- _Aufgabenstellung_
Entnimm dem Text zur Kostenrechnung wortgetreu den Abschnitt, der mit „Dr. Xaver Ditz, Prof.“ beginnt und mit „Kostenstellen- und Kostenträgerrechnung.“ endet.

Dr. Xaver Ditz, Prof. Dr. Dr. h.c. Franz Wassermeyer
Rz. 771
Allgemeines. Grundvoraussetzung für die Anerkennung eines betrieblichen Kostenrechnungssystems ist die Existenz einer Kostenarten-, Kostenstellen- und Kostenträgerrechnung.
Rz. 772
Kostenartenrechnung. Unter der Kostenartenrechnung versteht man den Teilbereich der Kostenrechnung, der zur mengenmäßigen Erfassung, Abgrenzung und Bewertung anfallender Kosten dient und gleichzeitig die Grundlage für die Verrechnung der Kosten auf Kostenstellen und Kostenträger bildet. Daher muss die Kostenartenrechnung auf die Kostenrechnungsziele, die zusammen mit der Kostenstellen- und Kostenträgerrechnung angestrebt werden, ausgerichtet sein. In der Kostenartenrechnung erfolgt die auf dem Verursachungsprinzip beruhende Unterscheidung zwischen Einzel- und Gemeinkosten. Diese auf ein Produkt oder eine Dienstleistung bezogene Betrachtungsweise qualifiziert diejenigen Kosten als Einzelkosten, die sich direkt einem Kostenträger bzw. einer Kostenstelle zurechnen lassen (direkte Kosten). Diese Einzelkosten werden unmittelbar aus der Kostenartenrechnung ohne Verrechnung über die Kostenstellen dem Kostenträger zugeordnet. Die Gemeinkosten sind dagegen nicht dem einzelnen, als Kalkulationsobjekt fungierenden Produkt oder der einzelnen Dienstleistung direkt, sondern nur indirekt zuzurechnen (indirekte Kosten). Bei Anwendung der Vollkostenrechnung werden diese indirekten Kosten über einzelne Kostenstellen geleitet und mit Hilfe von Schlüsselgrößen auf einzelne Kostenträger verteilt.

- _Datensatzauszüge_

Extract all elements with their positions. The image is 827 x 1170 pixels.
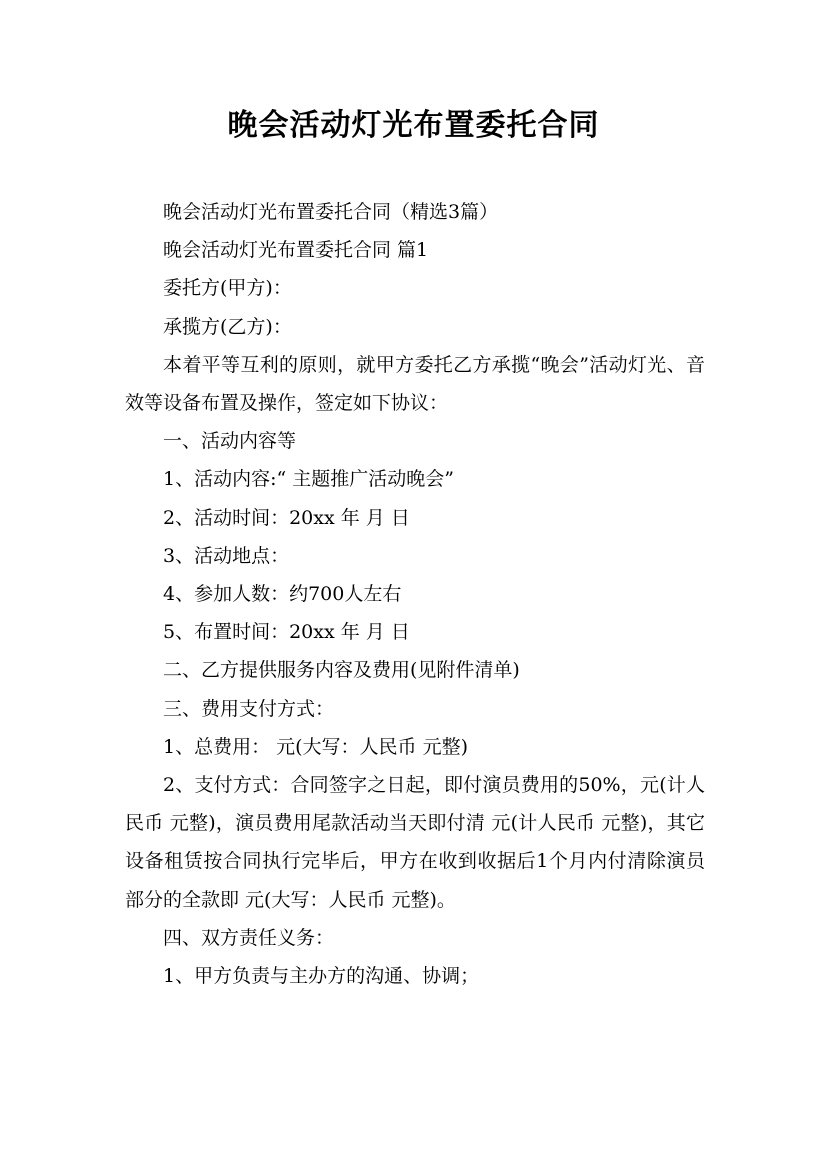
paragraph-party-b: 承揽方(乙方)：	[163, 315, 292, 338]
paragraph-preamble: 本着平等互利的原则，就甲方委托乙方承揽“晚会”活动灯光、音效等设备布置及操作，签定如下协议：	[125, 353, 705, 415]
paragraph-party-a: 委托方(甲方)：	[163, 277, 292, 300]
paragraph-item-1-3: 3、活动地点：	[163, 544, 290, 567]
paragraph-section-4: 四、双方责任义务：	[163, 926, 335, 949]
paragraph-item-1-2: 2、活动时间：20xx 年 月 日	[163, 506, 410, 529]
paragraph-item-4-1: 1、甲方负责与主办方的沟通、协调；	[163, 965, 480, 988]
paragraph-item-1-1: 1、活动内容:“ 主题推广活动晚会”	[163, 468, 454, 491]
paragraph-section-2: 二、乙方提供服务内容及费用(见附件清单)	[163, 659, 520, 682]
paragraph-item-1-5: 5、布置时间：20xx 年 月 日	[163, 621, 410, 644]
document-title: 晚会活动灯光布置委托合同	[227, 108, 600, 143]
paragraph-item-3-2: 2、支付方式：合同签字之日起，即付演员费用的50%，元(计人民币 元整)，演员费用尾款活动当天即付清 元(计人民币 元整)，其它设备租赁按合同执行完毕后，甲方在收到收据后1个月内付清除演员部分的全款即 元(大写：人民币 元整)。	[125, 774, 705, 911]
paragraph-intro: 晚会活动灯光布置委托合同（精选3篇）	[163, 201, 499, 223]
paragraph-item-3-1: 1、总费用： 元(大写：人民币 元整)	[163, 735, 468, 758]
paragraph-item-1-4: 4、参加人数：约700人左右	[163, 583, 402, 606]
paragraph-section-1: 一、活动内容等	[163, 430, 297, 453]
paragraph-part-heading: 晚会活动灯光布置委托合同 篇1	[163, 239, 429, 262]
paragraph-section-3: 三、费用支付方式：	[163, 697, 335, 720]
document-body	[125, 193, 705, 995]
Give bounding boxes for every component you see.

- _Vollständige Antwort_
Dr. Xaver Ditz, Prof. Dr. Dr. h.c. Franz Wassermeyer
Rz. 771
Allgemeines. Grundvoraussetzung für die Anerkennung eines betrieblichen Kostenrechnungssystems ist die Existenz einer Kostenarten-, Kostenstellen- und Kostenträgerrechnung.